▶ _OBJECTIVE_
Lines that include the word "JSON" are the ones to copy.

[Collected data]
***

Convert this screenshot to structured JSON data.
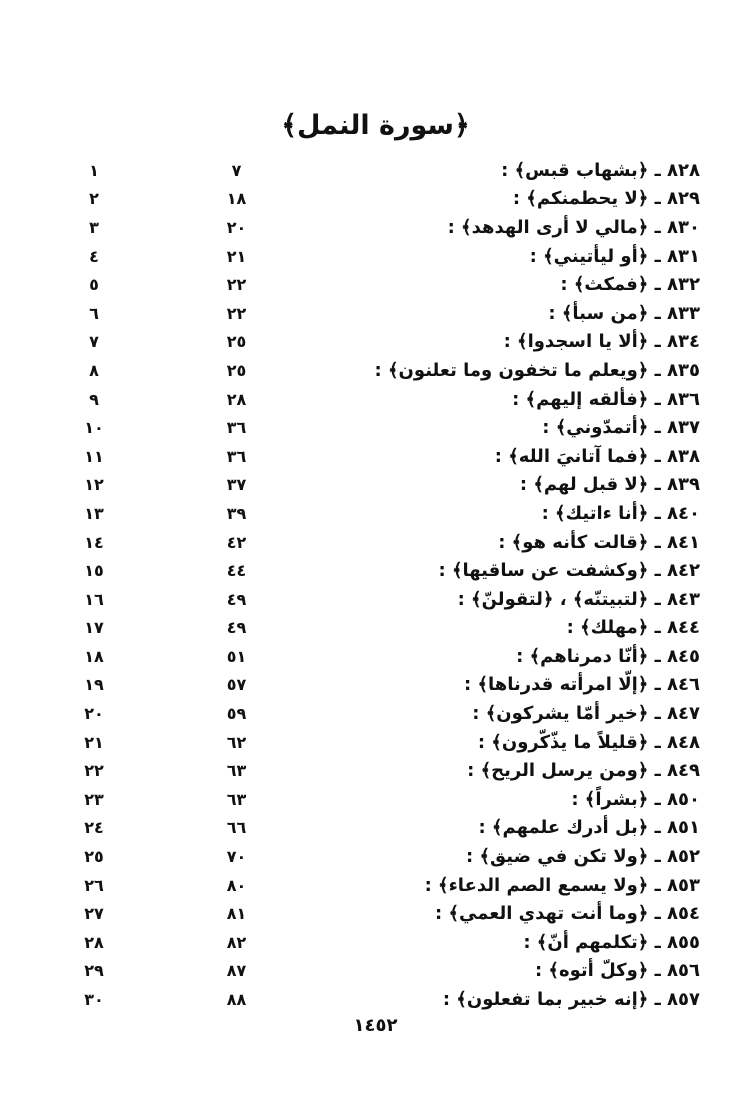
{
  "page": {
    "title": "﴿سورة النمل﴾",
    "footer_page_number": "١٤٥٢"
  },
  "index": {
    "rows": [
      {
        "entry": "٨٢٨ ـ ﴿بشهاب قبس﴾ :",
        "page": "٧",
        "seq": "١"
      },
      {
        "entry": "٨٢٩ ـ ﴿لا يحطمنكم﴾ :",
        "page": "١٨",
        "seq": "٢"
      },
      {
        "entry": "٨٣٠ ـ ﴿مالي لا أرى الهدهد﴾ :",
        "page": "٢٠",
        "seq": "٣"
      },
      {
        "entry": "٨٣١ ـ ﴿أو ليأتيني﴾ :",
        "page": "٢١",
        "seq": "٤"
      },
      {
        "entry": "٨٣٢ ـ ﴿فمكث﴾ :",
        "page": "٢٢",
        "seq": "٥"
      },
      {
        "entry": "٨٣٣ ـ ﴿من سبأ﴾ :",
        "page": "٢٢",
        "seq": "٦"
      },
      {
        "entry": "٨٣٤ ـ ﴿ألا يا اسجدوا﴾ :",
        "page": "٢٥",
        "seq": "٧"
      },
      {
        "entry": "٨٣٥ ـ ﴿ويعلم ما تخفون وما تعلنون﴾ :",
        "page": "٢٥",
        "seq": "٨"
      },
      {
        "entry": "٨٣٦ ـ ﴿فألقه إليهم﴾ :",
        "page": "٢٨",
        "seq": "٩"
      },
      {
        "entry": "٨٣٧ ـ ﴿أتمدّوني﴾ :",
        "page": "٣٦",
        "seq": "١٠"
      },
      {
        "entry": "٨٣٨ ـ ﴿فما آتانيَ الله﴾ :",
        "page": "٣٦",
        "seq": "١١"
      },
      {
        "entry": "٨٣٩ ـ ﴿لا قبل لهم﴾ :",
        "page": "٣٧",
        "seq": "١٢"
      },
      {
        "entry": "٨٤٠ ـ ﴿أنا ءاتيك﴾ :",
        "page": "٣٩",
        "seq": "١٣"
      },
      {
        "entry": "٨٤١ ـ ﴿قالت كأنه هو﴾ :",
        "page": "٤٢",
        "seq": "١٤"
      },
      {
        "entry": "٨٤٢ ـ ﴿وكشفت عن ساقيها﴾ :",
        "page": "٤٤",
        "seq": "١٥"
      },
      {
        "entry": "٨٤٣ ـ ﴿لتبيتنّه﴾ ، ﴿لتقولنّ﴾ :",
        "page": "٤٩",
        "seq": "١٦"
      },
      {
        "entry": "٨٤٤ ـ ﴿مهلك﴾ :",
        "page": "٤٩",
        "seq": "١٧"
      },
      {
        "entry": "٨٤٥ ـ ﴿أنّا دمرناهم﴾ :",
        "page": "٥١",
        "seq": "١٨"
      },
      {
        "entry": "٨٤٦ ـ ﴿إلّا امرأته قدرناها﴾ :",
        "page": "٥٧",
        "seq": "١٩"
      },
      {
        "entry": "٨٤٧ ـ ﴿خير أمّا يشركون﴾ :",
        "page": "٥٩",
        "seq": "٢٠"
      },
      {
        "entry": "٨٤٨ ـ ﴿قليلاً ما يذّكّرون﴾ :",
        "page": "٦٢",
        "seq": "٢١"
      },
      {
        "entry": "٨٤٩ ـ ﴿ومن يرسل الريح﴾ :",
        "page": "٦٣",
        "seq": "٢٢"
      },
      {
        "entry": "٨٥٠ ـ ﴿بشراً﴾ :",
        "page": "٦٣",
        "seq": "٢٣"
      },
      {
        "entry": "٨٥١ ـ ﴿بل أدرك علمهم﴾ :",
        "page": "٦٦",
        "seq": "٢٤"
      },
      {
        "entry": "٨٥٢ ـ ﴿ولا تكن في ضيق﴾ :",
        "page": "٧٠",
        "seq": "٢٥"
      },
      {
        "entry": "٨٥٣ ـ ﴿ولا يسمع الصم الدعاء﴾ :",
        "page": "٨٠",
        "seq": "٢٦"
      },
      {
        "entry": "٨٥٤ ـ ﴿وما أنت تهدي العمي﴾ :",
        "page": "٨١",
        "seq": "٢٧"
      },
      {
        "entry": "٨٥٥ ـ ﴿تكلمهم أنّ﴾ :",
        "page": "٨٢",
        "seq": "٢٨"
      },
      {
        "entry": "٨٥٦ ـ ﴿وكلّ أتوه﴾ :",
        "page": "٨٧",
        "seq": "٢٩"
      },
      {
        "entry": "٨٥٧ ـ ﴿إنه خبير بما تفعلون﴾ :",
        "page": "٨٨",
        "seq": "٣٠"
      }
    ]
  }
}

***

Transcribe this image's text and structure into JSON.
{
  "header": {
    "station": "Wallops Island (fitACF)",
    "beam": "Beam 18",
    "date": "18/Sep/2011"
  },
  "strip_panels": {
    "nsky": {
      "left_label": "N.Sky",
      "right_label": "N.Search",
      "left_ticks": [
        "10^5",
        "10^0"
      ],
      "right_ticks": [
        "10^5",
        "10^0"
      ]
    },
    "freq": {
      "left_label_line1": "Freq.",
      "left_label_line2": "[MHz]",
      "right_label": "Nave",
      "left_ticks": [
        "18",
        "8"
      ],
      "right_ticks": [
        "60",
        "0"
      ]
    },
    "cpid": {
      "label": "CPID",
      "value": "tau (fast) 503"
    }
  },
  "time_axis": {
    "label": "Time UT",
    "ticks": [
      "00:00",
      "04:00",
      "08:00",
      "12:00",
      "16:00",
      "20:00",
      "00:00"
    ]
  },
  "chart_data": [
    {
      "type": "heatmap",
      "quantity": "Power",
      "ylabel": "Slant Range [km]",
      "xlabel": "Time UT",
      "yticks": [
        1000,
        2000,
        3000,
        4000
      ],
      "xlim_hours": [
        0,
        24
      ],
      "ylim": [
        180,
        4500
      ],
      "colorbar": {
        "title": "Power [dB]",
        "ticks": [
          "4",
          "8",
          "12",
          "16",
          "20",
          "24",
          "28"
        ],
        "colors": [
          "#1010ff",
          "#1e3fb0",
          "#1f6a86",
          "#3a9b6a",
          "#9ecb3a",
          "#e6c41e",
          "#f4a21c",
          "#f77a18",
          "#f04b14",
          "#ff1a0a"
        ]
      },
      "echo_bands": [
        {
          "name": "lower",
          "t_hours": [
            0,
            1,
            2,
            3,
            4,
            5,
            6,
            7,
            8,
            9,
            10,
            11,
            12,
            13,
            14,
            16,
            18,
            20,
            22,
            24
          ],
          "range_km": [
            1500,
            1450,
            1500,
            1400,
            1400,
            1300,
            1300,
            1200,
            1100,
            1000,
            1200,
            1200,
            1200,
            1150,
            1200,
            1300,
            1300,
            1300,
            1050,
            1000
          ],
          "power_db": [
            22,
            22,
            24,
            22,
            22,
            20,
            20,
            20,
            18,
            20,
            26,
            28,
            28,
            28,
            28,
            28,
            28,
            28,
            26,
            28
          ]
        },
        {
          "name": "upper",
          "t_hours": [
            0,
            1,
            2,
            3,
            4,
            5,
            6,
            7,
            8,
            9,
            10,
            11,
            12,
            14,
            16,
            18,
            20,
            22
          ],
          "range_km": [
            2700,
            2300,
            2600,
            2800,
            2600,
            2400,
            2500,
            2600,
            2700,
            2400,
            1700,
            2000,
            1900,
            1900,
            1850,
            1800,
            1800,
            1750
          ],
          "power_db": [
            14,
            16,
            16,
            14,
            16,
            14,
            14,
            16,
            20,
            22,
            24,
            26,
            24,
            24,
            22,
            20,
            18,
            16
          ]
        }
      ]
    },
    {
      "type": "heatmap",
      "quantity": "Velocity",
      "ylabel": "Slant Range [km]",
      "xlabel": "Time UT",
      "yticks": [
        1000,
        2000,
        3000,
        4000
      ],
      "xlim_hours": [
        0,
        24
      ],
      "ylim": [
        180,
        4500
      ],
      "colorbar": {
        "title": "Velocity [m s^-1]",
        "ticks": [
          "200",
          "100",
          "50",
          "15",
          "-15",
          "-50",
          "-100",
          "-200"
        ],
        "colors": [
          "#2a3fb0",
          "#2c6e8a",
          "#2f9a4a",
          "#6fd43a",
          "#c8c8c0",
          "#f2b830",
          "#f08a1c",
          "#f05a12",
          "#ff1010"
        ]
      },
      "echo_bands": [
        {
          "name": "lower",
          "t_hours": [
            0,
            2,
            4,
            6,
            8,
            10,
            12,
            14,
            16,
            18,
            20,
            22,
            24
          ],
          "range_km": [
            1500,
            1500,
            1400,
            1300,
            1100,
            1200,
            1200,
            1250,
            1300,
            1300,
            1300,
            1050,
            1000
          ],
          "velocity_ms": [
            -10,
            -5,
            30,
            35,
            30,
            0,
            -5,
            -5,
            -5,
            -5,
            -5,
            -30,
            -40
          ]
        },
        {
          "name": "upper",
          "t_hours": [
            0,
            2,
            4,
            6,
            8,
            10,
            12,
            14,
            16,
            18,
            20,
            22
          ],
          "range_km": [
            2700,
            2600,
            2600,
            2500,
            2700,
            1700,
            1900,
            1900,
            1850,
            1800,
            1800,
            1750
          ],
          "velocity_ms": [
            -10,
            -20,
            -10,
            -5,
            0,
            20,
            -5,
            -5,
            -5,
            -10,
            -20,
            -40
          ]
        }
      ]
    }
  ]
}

***

▶ _SOLUTION TO THE PROBLEM_
Convert this screenshot to structured JSON data.
Transcribe this image's text and structure into JSON.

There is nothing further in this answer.